━━━ Brano citato ━━━

305. La benedizione di parlar chiaro (25.09.2011)

 

Pensiero della settimana n. 353

 

In un contesto come quello cattolico italiano (e certo non fa eccezione quello ferrarese)  in cui alla  pavida o interessata reticenza di molti fa riscontro, sull’altra sponda, lo scomposto gridare di pochi è difficile imbattersi in un argomentare solido e asciutto, coraggioso e onesto, acuto e pertinente. Tutte queste doti le si ritrovano nelle risposte che Giorgio Vecchio (docente di storica contemporanea all’Università di Parma) ha fornito in un’intervista «150 anni di unità nazionale; 140 anni di movimento cattolico» apparsa su Appunti di cultura politica 4,2011. A lui questa settimana cedo volentieri la parola. L’ampia intervista pone le stesse domande a tre studiosi, Vecchio, Saresella  e Pombeni. Il testo merita una lettura integrale, qui però ci si limita a riportare la maggior parte delle risposte fornite da Vecchio.

 

La Chiesa e il Movimento cattolico organizzato, che 140 anni fa erano schierati contro l’unità nazionale nello Stato-Nazione, oggi sembrano quasi gli unici difensori – sul piano “ideale” ed etico-civile – di quella stessa unità. Cosa significa questo cambiamento di posizioni?

 

     Rispondo in modo provocatorio. Non vorrei che il cambiamento di posizioni sia soltanto la conferma dell’incapacità della Chiesa-istituzione di cogliere per tempo i segnali di cambiamento nella storia. Centocinquanta anni fa, la Chiesa non comprese che alla nascita di uno Stato unitario e laico, prima o poi, si sarebbe comunque arrivati e che il Risorgimento si sarebbe fatto, con o senza il suo assenso. Oggi la Chiesa si fa paladina dello Stato unitario e io – che sono ancora fautore dell’Unità italiana – ne sono contento. Ma non sono così sicuro che lo Stato unitario sia destinato a reggere per tanto tempo ancora, almeno se non cambieranno sostanzialmente le cose in Italia.

 

Nell’Ottocento i maggiori democratici italiani (Mazzini, Cattaneo, Garibaldi, Crispi, Cavallotti ecc.) erano laicisti, anticlericali e, spesso, massoni. Nel Novecento i maggiori democratici italiani (Sturzo, De Gasperi, Gronchi, Dossetti, Moro, Fanfani, La Pira, Zaccagnini ecc.) erano cattolici. Cosa sarà nel XXI secolo?

━━━ Righe di dati ━━━

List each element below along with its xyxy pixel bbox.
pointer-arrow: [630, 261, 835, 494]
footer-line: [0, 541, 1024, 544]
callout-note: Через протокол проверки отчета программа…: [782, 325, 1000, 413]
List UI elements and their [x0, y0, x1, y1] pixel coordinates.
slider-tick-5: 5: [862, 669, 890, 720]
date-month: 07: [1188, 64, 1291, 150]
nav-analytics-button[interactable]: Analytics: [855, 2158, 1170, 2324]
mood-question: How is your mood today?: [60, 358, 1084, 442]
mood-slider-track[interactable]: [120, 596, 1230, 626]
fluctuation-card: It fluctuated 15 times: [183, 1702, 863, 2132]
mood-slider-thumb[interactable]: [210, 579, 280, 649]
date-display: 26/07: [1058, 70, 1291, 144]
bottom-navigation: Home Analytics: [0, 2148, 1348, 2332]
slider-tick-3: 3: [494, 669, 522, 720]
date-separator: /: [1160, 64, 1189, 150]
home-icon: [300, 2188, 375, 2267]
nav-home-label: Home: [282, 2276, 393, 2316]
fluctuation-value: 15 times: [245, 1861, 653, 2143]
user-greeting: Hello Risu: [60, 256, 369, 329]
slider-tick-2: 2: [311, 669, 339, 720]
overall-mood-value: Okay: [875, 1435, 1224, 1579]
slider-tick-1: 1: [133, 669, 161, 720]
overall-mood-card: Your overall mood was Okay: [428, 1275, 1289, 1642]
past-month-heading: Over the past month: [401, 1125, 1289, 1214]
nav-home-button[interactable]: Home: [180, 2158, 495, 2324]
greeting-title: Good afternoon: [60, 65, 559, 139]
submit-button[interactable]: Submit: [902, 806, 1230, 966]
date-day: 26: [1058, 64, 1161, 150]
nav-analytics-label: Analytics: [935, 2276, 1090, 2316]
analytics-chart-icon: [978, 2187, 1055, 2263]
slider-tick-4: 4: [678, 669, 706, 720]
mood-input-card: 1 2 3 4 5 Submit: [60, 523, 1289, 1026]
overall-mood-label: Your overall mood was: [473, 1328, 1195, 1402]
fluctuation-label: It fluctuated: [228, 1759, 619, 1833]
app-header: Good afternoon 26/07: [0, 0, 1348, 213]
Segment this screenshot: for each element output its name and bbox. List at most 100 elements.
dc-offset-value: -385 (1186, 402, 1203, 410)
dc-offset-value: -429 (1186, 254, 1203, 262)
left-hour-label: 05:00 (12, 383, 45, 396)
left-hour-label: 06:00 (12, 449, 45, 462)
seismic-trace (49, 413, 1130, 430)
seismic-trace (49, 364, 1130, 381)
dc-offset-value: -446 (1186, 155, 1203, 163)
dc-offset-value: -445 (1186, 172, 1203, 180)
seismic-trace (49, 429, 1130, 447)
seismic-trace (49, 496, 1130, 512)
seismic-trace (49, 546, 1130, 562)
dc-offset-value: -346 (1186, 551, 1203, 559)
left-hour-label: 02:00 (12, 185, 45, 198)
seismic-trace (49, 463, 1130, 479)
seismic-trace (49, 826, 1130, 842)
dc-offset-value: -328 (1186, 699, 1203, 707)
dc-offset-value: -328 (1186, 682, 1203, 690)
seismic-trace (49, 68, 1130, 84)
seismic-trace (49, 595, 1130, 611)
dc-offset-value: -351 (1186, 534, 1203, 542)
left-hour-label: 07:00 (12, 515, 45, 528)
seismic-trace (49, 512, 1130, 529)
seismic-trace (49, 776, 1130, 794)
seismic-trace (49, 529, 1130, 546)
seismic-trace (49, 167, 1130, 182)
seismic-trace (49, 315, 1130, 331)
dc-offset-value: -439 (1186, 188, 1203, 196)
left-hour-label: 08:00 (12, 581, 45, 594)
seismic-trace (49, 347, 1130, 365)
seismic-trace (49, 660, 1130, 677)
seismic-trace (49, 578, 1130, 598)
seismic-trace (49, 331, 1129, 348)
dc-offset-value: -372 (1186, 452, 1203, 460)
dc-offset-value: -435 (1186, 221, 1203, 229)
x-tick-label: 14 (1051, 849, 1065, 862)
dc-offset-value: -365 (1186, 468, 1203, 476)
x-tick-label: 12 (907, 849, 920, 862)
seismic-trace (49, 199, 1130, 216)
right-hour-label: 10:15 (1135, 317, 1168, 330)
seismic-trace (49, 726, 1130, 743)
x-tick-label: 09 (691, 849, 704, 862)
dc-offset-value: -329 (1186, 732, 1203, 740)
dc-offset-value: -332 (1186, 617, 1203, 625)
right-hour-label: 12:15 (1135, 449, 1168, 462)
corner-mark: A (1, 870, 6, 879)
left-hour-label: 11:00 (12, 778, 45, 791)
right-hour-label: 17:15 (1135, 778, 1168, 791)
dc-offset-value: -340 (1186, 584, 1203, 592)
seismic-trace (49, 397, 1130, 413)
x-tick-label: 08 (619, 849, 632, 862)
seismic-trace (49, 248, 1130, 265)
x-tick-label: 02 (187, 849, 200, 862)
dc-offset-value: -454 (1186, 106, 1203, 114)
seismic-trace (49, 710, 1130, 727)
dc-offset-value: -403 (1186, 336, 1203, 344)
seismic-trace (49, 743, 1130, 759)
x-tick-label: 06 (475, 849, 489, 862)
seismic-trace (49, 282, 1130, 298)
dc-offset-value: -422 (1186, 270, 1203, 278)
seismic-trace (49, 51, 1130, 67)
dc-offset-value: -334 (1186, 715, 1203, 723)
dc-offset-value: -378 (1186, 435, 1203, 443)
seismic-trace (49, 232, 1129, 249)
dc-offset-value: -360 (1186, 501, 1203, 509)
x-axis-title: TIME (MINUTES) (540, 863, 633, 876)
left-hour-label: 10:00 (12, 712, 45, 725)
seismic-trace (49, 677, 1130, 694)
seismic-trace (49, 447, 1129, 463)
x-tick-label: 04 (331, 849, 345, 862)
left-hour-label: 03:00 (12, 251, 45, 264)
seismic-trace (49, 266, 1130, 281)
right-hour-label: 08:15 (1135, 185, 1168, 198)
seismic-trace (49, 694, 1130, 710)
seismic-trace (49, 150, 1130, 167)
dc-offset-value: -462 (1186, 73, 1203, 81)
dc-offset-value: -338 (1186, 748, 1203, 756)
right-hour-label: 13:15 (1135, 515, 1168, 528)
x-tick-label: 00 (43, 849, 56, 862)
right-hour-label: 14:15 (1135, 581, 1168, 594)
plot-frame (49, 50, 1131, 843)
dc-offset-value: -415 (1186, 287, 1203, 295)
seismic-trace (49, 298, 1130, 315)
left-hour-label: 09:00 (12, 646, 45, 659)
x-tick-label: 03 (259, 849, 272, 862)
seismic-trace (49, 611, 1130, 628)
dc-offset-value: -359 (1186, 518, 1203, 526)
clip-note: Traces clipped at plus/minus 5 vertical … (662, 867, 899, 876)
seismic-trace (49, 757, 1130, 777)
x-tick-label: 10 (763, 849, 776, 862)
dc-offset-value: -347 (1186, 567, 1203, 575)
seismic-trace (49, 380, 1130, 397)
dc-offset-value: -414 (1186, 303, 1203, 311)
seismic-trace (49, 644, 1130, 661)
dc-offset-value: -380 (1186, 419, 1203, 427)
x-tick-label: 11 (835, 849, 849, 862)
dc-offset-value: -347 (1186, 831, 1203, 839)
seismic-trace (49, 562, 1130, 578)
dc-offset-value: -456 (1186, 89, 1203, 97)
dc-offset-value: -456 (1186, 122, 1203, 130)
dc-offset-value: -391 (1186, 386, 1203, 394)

━━━

● **Istruzioni**:
a) Rispondi per favore a queste domande sul brano:
(i) In quale università insegna Giorgio Vecchio?
(ii) Quali tre studiosi ricevono le stesse domande nell'intervista?
(iii) Secondo Vecchio, che cosa non comprese la Chiesa centocinquanta anni fa?
b) Riprendi il brano, quello su Chiesa e unità nazionale, e scrivine il seguito dall'ultima frase in poi.
Il materiale qui non serve.

● **Risposte**:
a)
(i) All'Università di Parma.
(ii) Vecchio, Saresella e Pombeni.
(iii) Non comprese che prima o poi si sarebbe comunque arrivati alla nascita di uno Stato unitario e laico, e che il Risorgimento si sarebbe fatto con o senza il suo assenso.

b)
Intanto speriamo che nel XXI secolo possano esserci tanti autentici democratici. Anche su questo punto avanzerei qualche dubbio, a costo di sembrare pessimista. Comunque, credo che i democratici del XXI secolo saranno piuttosto eclettici come formazione: di certo, ben pochi arriveranno dalle grandi “madri” del XX secolo (Chiesa, ideologie, partiti di massa). Mi immagino persone maturate democraticamente sui grandi temi dei diritti umani, dell’ambiente, della critica alla pervasività dei media. La vera sfida epocale sarà, tuttavia, quella di trasmettere i valori della democrazia novecentesca ai popoli dell’Europa centro-orientale (vedi Ungheria attuale, oltre a Russia e dintorni) e a quelli del mondo arabo-maghrebino: sia che restino a casa loro sia che costruiscano  un melting pot nella penisola italiana. Qualcuno sta pensando a formare democraticamente i futuri milioni di cittadini italiani provenienti, in prima o seconda generazione, dal Sud di Lampedusa?

 

Dopo la “stagione alta” legata a quei cattolici democratici eminenti, come si spiega – fatte salve alcune apprezzabili eccezioni, che tuttavia eccezioni restano – la timidezza delle gerarchie e di buona parte del laicato cattolico italiano a fronte dell’attuale, oggettiva restrizione degli spazi di democrazia e del vistoso degrado etico della vita pubblica e politica?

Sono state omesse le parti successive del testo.